_Work order_.
Where a line holds the word "Year", copy that line from the data below.

[Web page and app entries]

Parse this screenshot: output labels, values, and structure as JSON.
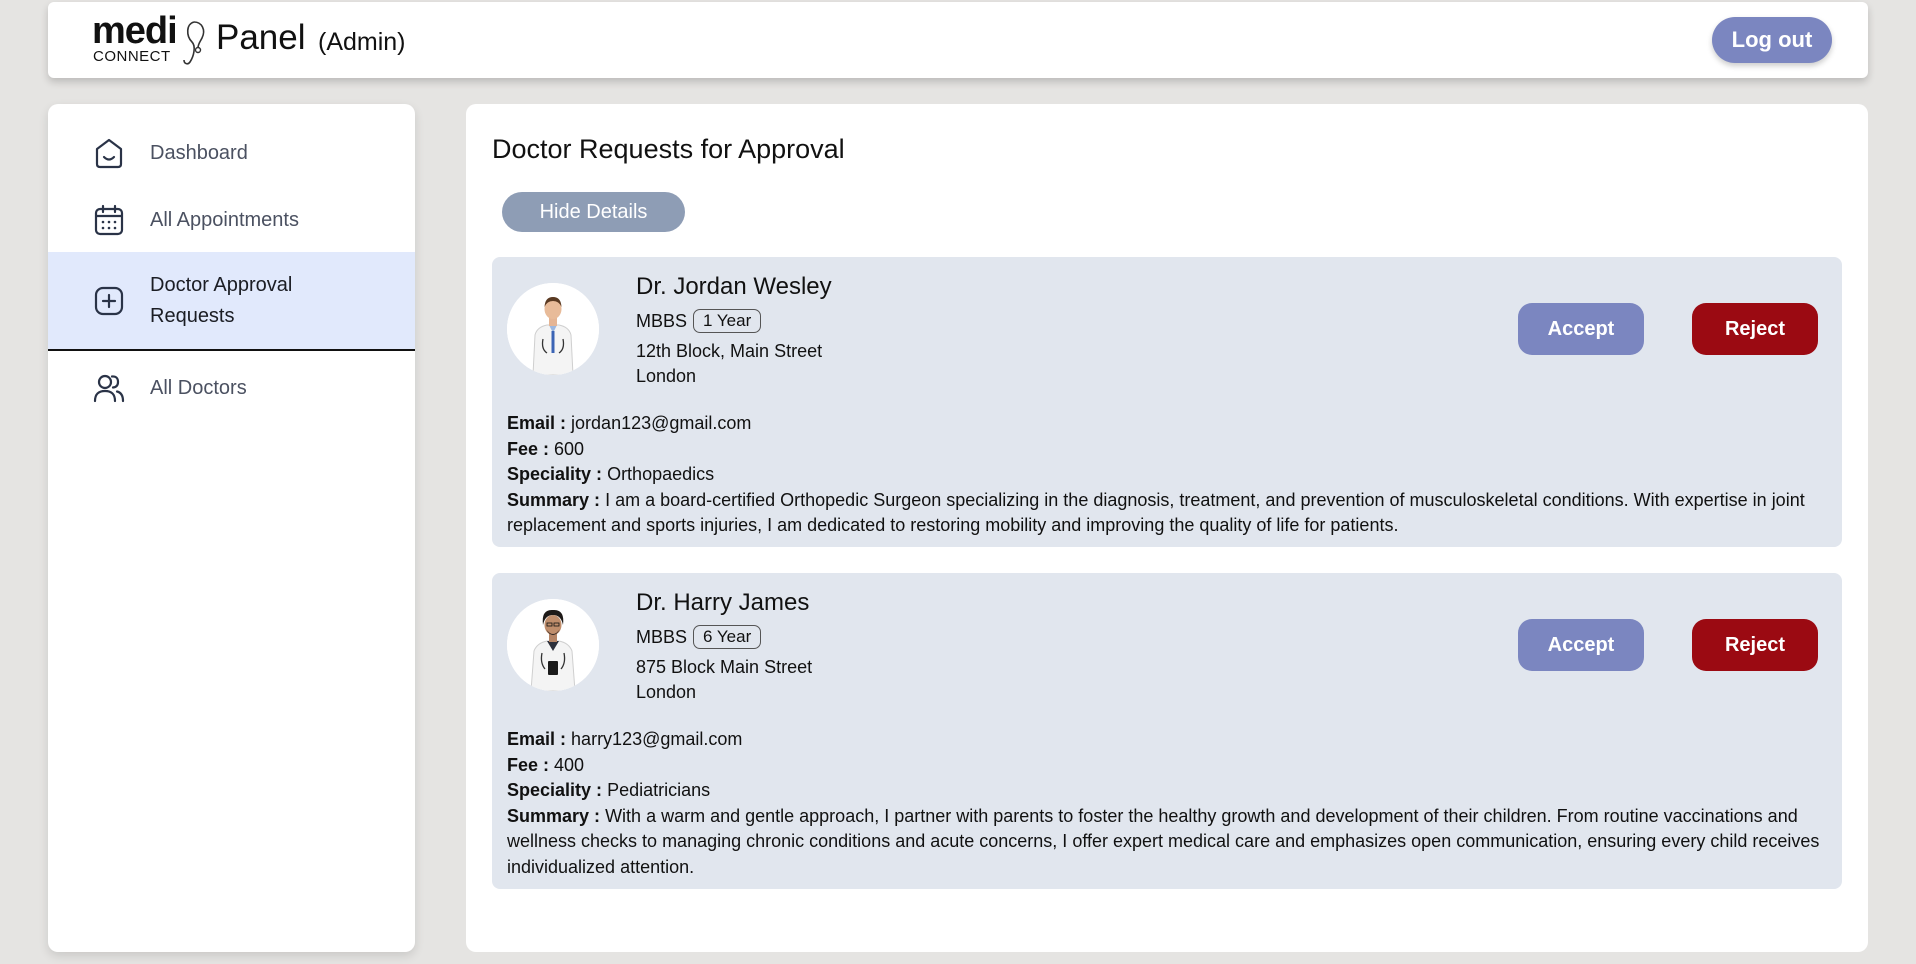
{
  "header": {
    "logo_main": "medi",
    "logo_sub": "CONNECT",
    "title": "Panel",
    "subtitle": "(Admin)",
    "logout_label": "Log out"
  },
  "sidebar": {
    "items": [
      {
        "label": "Dashboard",
        "icon": "home-icon"
      },
      {
        "label": "All Appointments",
        "icon": "calendar-icon"
      },
      {
        "label": "Doctor Approval Requests",
        "icon": "plus-square-icon",
        "active": true
      },
      {
        "label": "All Doctors",
        "icon": "users-icon"
      }
    ]
  },
  "main": {
    "title": "Doctor Requests for Approval",
    "hide_details_label": "Hide Details",
    "requests": [
      {
        "name": "Dr. Jordan Wesley",
        "degree": "MBBS",
        "experience": "1 Year",
        "address_line1": "12th Block, Main Street",
        "address_line2": "London",
        "accept_label": "Accept",
        "reject_label": "Reject",
        "email_label": "Email :",
        "email": "jordan123@gmail.com",
        "fee_label": "Fee :",
        "fee": "600",
        "speciality_label": "Speciality :",
        "speciality": "Orthopaedics",
        "summary_label": "Summary :",
        "summary": "I am a board-certified Orthopedic Surgeon specializing in the diagnosis, treatment, and prevention of musculoskeletal conditions. With expertise in joint replacement and sports injuries, I am dedicated to restoring mobility and improving the quality of life for patients."
      },
      {
        "name": "Dr. Harry James",
        "degree": "MBBS",
        "experience": "6 Year",
        "address_line1": "875 Block Main Street",
        "address_line2": "London",
        "accept_label": "Accept",
        "reject_label": "Reject",
        "email_label": "Email :",
        "email": "harry123@gmail.com",
        "fee_label": "Fee :",
        "fee": "400",
        "speciality_label": "Speciality :",
        "speciality": "Pediatricians",
        "summary_label": "Summary :",
        "summary": "With a warm and gentle approach, I partner with parents to foster the healthy growth and development of their children. From routine vaccinations and wellness checks to managing chronic conditions and acute concerns, I offer expert medical care and emphasizes open communication, ensuring every child receives individualized attention."
      }
    ]
  },
  "colors": {
    "accent": "#7b86c0",
    "reject": "#9b0a12",
    "active_nav": "#e1e9fc",
    "card_bg": "#e1e6ee",
    "hide_button": "#8e9db5"
  }
}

_Exercise result_.
        "experience": "1 Year",
        "experience": "6 Year",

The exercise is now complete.